In the text on the Frisch–Waugh–Lovell theorem, repeat word for word the passage that begins at "It is not clear" and stops after "Yule's 1907 paper.".

---------- Text segment ----------

Frisch–Waugh–Lovell theorem

In econometrics, the Frisch–Waugh–Lovell (FWL) theorem is named after the econometricians Ragnar Frisch, Frederick V. Waugh, and Michael C. Lovell.^[1]^[2]^[3]

The Frisch–Waugh–Lovell theorem states that if the regression we are concerned with is:

Y=X_{1}\beta _{1}+X_{2}\beta _{2}+u

where $X_{1}$ and $X_{2}$ are $n\times k_{1}$ and $n\times k_{2}$ matrices respectively and where $\beta _{1}$ and $\beta _{2}$ are conformable, then the estimate of $\beta _{2}$ will be the same as the estimate of it from a modified regression of the form:

M_{X_{1}}Y=M_{X_{1}}X_{2}\beta _{2}+M_{X_{1}}u,

where $M_{X_{1}}$ projects onto the orthogonal complement of the image of the projection matrix $X_{1}(X_{1}^{\mathsf {T}}X_{1})^{-1}X_{1}^{\mathsf {T}}$ . Equivalently, M_X₁ projects onto the orthogonal complement of the column space of X₁. Specifically,

M_{X_{1}}=I-X_{1}(X_{1}^{\mathsf {T}}X_{1})^{-1}X_{1}^{\mathsf {T}},

and this particular orthogonal projection matrix is known as the annihilator matrix.^[4]^[5]

The vector ${\textstyle M_{X_{1}}Y}$ is the vector of residuals from regression of ${\textstyle Y}$ on the columns of ${\textstyle X_{1}}$ .

The most relevant consequence of the theorem is that the parameters in ${\textstyle \beta _{2}}$ do not apply to ${\textstyle X_{2}}$ but to ${\textstyle M_{X_{1}}X_{2}}$ , that is: the part of ${\textstyle X_{2}}$ uncorrelated with ${\textstyle X_{1}}$ . This is the basis for understanding the contribution of each single variable to a multivariate regression (see, for instance, Ch. 13 in ^[6]).

The theorem also implies that the secondary regression used for obtaining $M_{X_{1}}$ is unnecessary when the predictor variables are uncorrelated (this never happens in practice): using projection matrices to make the explanatory variables orthogonal to each other will lead to the same results as running the regression with all non-orthogonal explanators included.

It is not clear who did prove this theorem first. However, in the context of linear regression, it was known well before Frisch and Waugh paper. In fact, it can be found as section 9, pag.184, in the detailed analysis of partial regressions by George Udny Yule published in 1907.^[7] Interestingly, in this paper Yule stresses the central role of the result in understanding the meaning of multiple and partial regression and correlation coefficients. See the first paragraph of section 10 on pag. 184 of Yule's 1907 paper.

---------- Data section ----------

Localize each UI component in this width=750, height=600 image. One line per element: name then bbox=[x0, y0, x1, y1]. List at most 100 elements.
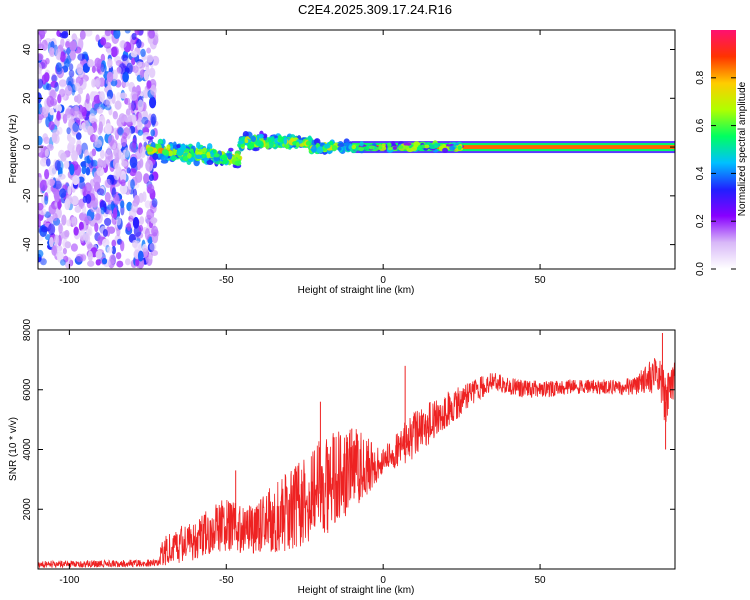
spectrogram-noise-blob bbox=[123, 147, 130, 158]
spectrogram-noise-blob bbox=[47, 223, 56, 236]
spectrogram-onset-blob bbox=[161, 149, 169, 156]
spectrogram-noise-blob bbox=[68, 63, 74, 71]
snr-ticks: -100 -50 0 50 2000 4000 6000 8000 bbox=[22, 318, 675, 586]
spectrogram-noise-blob bbox=[119, 92, 128, 99]
spectrogram-noise-blob bbox=[73, 226, 79, 236]
spectrogram-onset-blob bbox=[176, 144, 181, 149]
spectrogram-noise-blob bbox=[85, 167, 91, 176]
spectrogram-noise-blob bbox=[122, 71, 129, 83]
spectrogram-noise-blob bbox=[67, 185, 72, 195]
spectrogram-noise-blob bbox=[150, 85, 157, 96]
colorbar-tick-label: 0.0 bbox=[695, 262, 706, 276]
spectrogram-onset-blob bbox=[206, 151, 211, 159]
spectrogram-noise-blob bbox=[107, 134, 115, 147]
spectrogram-noise-blob bbox=[96, 167, 105, 177]
spectrogram-noise-blob bbox=[119, 40, 127, 49]
spectrogram-noise-blob bbox=[58, 222, 63, 234]
colorbar-tick-label: 0.6 bbox=[695, 118, 706, 132]
spectrogram-noise-blob bbox=[77, 53, 86, 61]
spectrogram-noise-blob bbox=[38, 34, 41, 45]
spectrogram-noise-blob bbox=[76, 63, 83, 75]
spectrogram-onset-blob bbox=[195, 154, 203, 160]
spectrogram-noise-blob bbox=[72, 178, 79, 186]
spectrogram-noise-blob bbox=[122, 132, 128, 139]
spectrogram-onset-blob bbox=[146, 136, 154, 140]
spectrogram-noise-blob bbox=[140, 48, 146, 58]
spectrogram-noise-blob bbox=[49, 107, 55, 116]
spectrogram-onset-blob bbox=[213, 153, 220, 158]
spectrogram-onset-blob bbox=[307, 135, 312, 141]
spectrogram-noise-blob bbox=[144, 200, 152, 209]
figure-title: C2E4.2025.309.17.24.R16 bbox=[298, 2, 452, 17]
spectrogram-noise-blob bbox=[44, 195, 49, 205]
spectrogram-noise-blob bbox=[104, 192, 111, 203]
colorbar-ticks: 0.0 0.2 0.4 0.6 0.8 bbox=[695, 70, 736, 276]
spectrogram-noise-blob bbox=[101, 257, 108, 265]
spectrogram-noise-blob bbox=[139, 69, 144, 79]
snr-ylabel: SNR (10 * v/v) bbox=[8, 417, 19, 481]
spectrogram-noise-blob bbox=[104, 217, 112, 226]
spectrogram-noise-blob bbox=[126, 222, 132, 232]
spectrogram-noise-blob bbox=[57, 173, 66, 180]
spectrogram-panel: -100 -50 0 50 -40 -20 0 20 40 Height of straight… bbox=[8, 29, 676, 296]
snr-ytick-label: 4000 bbox=[22, 438, 33, 461]
spectrogram-noise-blob bbox=[131, 57, 136, 66]
spectrogram-xtick-label: 0 bbox=[380, 275, 386, 286]
spectrogram-noise-blob bbox=[137, 99, 144, 112]
colorbar-tick-label: 0.4 bbox=[695, 166, 706, 180]
spectrogram-onset-blob bbox=[212, 149, 217, 154]
colorbar-bar bbox=[711, 30, 736, 269]
spectrogram-noise-blob bbox=[38, 113, 44, 121]
spectrogram-noise-blob bbox=[65, 40, 71, 49]
spectrogram-noise-blob bbox=[54, 81, 60, 92]
spectrogram-noise-blob bbox=[130, 50, 138, 58]
spectrogram-noise-blob bbox=[94, 222, 99, 233]
spectrogram-noise-blob bbox=[125, 97, 131, 106]
carrier-edge-blob bbox=[403, 142, 412, 146]
spectrogram-onset-blob bbox=[172, 148, 176, 156]
spectrogram-onset-blob bbox=[337, 146, 342, 151]
spectrogram-xtick-label: -50 bbox=[219, 275, 234, 286]
spectrogram-onset-blob bbox=[170, 155, 178, 161]
spectrogram-noise-blob bbox=[86, 184, 91, 192]
spectrogram-onset-blob bbox=[166, 144, 171, 151]
spectrogram-noise-blob bbox=[71, 83, 76, 96]
spectrogram-onset-blob bbox=[247, 142, 255, 150]
spectrogram-noise-blob bbox=[49, 236, 54, 248]
spectrogram-noise-blob bbox=[111, 46, 119, 57]
carrier-edge-blob bbox=[392, 146, 397, 150]
colorbar-tick-label: 0.8 bbox=[695, 70, 706, 84]
spectrogram-noise-blob bbox=[102, 160, 107, 169]
snr-ytick-label: 8000 bbox=[22, 318, 33, 341]
spectrogram-noise-blob bbox=[116, 92, 121, 102]
spectrogram-noise-blob bbox=[48, 165, 57, 176]
spectrogram-noise-blob bbox=[97, 158, 103, 169]
spectrogram-noise-blob bbox=[102, 229, 108, 237]
spectrogram-frame bbox=[37, 29, 676, 270]
spectrogram-onset-blob bbox=[237, 140, 244, 145]
spectrogram-noise-blob bbox=[44, 168, 50, 180]
spectrogram-noise-blob bbox=[143, 70, 149, 81]
spectrogram-onset-blob bbox=[305, 141, 311, 146]
spectrogram-onset-blob bbox=[167, 150, 174, 157]
spectrogram-noise-blob bbox=[106, 71, 114, 83]
spectrogram-noise-blob bbox=[120, 200, 125, 209]
spectrogram-noise-blob bbox=[135, 257, 140, 267]
spectrogram-noise-blob bbox=[130, 178, 135, 190]
snr-xtick-label: 0 bbox=[380, 575, 386, 586]
spectrogram-noise-blob bbox=[50, 41, 55, 49]
spectrogram-onset-blob bbox=[187, 153, 192, 159]
spectrogram-noise-blob bbox=[146, 208, 155, 221]
spectrogram-onset-blob bbox=[244, 138, 249, 144]
spectrogram-noise-blob bbox=[138, 224, 144, 232]
spectrogram-noise-blob bbox=[136, 207, 144, 216]
spectrogram-noise-blob bbox=[89, 178, 95, 188]
snr-xtick-label: -50 bbox=[219, 575, 234, 586]
spectrogram-noise-blob bbox=[79, 30, 86, 40]
spectrogram-noise-blob bbox=[42, 105, 48, 115]
spectrogram-onset-blob bbox=[152, 153, 159, 161]
spectrogram-noise-blob bbox=[119, 170, 127, 183]
spectrogram-noise-blob bbox=[75, 110, 83, 121]
spectrogram-noise-blob bbox=[137, 250, 144, 262]
spectrogram-noise-blob bbox=[112, 193, 120, 205]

----------

▶ **Final answer**:
It is not clear who did prove this theorem first. However, in the context of linear regression, it was known well before Frisch and Waugh paper. In fact, it can be found as section 9, pag.184, in the detailed analysis of partial regressions by George Udny Yule published in 1907.^[7] Interestingly, in this paper Yule stresses the central role of the result in understanding the meaning of multiple and partial regression and correlation coefficients. See the first paragraph of section 10 on pag. 184 of Yule's 1907 paper.